## [La tarea]
Copia el trozo del relato sobre la espera del veredicto que empieza en "Los negocios y" y termina en "y otra más.", y reemplaza "multitud" por "muchedumbre".

## [Fragmento original]
----
A las 3:15 ya había muchas personas reunidas en George Floyd Square esperando el veredicto. La transmisión radial salía de un Jeep Wrangler negro con las ventanas abajo y dos perros adentro que miraban aburridos. Las caras de la gente eran serias, los ojos tensos, las voces neutras, bajitas.
Los negocios y restaurantes cerraron, el centro se vació de gente y las carreteras, ríos de autos.
De repente, una voz se alzó sobre las demás. “¡Está empezando la lectura del veredicto!”
“¡No nos interesa esa mierda!”, gritó alguien. “¡Si confiamos en Dios, todo saldrá bien!”
Pero la atención de todos se fue hacia el Jeep Wrangler. Entre la multitud se escuchó un “guilty” y luego una explosión de euforia, y otra, y otra más.
----
## [Datos proporcionados]

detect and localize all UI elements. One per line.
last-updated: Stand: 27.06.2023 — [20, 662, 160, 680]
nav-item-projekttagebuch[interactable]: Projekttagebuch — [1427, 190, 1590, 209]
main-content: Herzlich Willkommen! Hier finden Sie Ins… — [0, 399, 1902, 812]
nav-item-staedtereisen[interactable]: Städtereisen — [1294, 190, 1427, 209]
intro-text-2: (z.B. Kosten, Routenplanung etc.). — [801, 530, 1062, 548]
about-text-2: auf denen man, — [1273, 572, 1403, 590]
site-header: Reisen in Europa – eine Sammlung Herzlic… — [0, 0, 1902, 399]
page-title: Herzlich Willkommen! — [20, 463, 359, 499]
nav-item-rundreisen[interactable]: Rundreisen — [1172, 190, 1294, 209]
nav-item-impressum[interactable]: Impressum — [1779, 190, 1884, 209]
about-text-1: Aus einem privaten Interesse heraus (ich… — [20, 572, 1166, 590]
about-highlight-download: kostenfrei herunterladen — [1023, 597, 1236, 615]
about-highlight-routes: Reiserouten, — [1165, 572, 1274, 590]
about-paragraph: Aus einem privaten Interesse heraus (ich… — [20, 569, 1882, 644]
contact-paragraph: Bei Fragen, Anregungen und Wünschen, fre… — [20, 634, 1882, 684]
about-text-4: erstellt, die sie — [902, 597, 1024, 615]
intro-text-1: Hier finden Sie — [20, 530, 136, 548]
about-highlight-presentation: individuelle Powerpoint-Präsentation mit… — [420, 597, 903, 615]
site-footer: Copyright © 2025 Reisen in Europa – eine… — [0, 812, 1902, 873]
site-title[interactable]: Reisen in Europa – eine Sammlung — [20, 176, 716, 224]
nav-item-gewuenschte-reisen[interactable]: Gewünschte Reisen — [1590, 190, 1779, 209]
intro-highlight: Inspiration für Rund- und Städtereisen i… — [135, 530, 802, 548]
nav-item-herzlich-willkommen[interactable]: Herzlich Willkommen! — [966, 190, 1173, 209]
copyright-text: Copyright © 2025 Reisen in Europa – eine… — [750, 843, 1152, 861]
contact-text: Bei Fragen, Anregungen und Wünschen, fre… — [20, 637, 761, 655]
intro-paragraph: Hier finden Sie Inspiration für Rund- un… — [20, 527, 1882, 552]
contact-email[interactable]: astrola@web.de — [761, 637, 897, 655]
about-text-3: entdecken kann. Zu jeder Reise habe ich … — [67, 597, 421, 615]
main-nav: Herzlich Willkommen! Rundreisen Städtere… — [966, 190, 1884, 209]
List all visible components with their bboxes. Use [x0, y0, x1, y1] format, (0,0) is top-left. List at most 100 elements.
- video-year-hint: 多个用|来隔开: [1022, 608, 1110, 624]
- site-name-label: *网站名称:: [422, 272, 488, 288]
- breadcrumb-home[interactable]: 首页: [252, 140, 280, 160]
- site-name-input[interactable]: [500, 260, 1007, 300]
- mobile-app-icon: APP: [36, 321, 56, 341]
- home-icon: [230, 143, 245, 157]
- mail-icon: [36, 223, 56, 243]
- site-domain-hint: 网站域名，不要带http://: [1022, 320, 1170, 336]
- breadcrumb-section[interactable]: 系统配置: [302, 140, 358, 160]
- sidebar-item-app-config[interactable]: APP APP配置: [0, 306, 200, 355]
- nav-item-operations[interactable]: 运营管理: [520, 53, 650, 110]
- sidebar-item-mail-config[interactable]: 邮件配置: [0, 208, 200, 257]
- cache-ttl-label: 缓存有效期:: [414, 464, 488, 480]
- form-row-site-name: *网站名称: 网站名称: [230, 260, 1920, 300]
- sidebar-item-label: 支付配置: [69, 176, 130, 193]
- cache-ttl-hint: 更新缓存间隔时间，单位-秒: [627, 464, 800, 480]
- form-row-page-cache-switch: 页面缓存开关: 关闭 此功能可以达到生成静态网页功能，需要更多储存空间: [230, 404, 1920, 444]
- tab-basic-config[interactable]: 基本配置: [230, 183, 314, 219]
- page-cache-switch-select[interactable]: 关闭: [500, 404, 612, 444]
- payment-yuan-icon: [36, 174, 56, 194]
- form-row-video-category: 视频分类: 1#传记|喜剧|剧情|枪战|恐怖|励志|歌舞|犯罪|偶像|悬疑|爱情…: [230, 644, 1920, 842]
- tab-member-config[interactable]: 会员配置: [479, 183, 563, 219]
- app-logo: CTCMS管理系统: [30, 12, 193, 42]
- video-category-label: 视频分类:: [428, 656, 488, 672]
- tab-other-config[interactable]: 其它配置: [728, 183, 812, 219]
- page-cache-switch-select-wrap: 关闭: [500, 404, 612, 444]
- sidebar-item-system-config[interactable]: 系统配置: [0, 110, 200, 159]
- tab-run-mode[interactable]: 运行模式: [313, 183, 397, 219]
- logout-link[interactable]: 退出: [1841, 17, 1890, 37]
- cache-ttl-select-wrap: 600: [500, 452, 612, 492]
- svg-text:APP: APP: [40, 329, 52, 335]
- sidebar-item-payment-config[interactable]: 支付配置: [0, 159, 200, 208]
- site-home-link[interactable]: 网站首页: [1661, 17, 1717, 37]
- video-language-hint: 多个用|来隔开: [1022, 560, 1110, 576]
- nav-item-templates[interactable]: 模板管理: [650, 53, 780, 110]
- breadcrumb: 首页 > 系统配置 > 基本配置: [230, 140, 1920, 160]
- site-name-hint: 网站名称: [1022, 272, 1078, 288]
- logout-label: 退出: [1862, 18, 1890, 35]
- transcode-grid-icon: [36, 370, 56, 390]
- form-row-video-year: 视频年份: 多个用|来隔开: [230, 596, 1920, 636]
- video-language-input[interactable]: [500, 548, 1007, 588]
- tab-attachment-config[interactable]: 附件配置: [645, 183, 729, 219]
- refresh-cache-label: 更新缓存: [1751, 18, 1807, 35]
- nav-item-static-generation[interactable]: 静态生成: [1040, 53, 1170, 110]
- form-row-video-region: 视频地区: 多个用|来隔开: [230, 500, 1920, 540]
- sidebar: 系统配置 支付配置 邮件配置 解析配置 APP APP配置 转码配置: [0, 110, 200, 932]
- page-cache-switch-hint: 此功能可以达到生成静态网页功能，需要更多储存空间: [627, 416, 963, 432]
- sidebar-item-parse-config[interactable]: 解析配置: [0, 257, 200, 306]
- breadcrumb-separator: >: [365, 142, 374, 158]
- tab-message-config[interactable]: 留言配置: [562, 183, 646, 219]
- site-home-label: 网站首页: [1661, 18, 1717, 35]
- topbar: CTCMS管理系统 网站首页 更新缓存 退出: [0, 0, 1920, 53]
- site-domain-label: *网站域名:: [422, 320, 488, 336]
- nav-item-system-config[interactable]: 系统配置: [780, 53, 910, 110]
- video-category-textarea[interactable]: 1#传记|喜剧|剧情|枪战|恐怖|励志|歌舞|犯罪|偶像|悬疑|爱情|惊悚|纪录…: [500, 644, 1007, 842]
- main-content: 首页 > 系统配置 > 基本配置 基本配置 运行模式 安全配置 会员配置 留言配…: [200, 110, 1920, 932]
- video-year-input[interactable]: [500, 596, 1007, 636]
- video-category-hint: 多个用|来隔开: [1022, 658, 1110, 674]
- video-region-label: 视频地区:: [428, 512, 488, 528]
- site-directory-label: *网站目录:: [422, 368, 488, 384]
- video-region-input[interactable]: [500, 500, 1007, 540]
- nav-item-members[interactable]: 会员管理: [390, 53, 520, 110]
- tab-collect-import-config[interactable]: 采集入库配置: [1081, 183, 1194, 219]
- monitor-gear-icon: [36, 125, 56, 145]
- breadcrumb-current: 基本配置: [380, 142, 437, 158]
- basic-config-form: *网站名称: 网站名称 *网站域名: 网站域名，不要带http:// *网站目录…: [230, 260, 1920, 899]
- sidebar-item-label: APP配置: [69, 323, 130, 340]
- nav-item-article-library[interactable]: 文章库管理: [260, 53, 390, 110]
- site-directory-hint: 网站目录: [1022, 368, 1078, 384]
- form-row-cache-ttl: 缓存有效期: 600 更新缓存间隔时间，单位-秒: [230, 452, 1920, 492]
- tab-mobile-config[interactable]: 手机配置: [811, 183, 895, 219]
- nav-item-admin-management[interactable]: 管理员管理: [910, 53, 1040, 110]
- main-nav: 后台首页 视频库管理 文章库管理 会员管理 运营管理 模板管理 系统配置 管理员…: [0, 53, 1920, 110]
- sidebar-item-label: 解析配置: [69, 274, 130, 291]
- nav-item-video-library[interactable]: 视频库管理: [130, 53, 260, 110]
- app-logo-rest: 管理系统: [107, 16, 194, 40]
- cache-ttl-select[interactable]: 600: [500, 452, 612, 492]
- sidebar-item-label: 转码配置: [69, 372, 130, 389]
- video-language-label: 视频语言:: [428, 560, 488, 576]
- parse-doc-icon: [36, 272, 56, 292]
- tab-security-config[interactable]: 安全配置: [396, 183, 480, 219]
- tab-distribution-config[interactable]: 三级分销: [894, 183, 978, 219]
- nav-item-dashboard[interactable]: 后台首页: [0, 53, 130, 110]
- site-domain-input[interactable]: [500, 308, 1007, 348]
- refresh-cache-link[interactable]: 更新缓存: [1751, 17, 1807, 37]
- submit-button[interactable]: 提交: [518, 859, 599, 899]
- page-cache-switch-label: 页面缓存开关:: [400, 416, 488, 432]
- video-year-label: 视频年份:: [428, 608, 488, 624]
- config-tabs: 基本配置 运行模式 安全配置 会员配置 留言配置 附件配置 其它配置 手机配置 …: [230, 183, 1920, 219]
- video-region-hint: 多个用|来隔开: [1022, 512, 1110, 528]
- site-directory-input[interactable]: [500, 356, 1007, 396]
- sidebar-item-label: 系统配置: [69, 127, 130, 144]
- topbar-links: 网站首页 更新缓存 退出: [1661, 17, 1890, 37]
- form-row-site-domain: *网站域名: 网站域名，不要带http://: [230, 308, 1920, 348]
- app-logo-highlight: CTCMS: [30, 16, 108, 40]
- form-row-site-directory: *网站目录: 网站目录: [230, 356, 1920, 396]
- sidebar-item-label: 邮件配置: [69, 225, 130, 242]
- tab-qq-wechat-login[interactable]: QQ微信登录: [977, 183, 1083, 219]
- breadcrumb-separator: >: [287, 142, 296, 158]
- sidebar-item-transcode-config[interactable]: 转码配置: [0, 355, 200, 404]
----
## [Tu respuesta]
Los negocios y restaurantes cerraron, el centro se vació de gente y las carreteras, ríos de autos.
De repente, una voz se alzó sobre las demás. “¡Está empezando la lectura del veredicto!”
“¡No nos interesa esa mierda!”, gritó alguien. “¡Si confiamos en Dios, todo saldrá bien!”
Pero la atención de todos se fue hacia el Jeep Wrangler. Entre la muchedumbre se escuchó un “guilty” y luego una explosión de euforia, y otra, y otra más.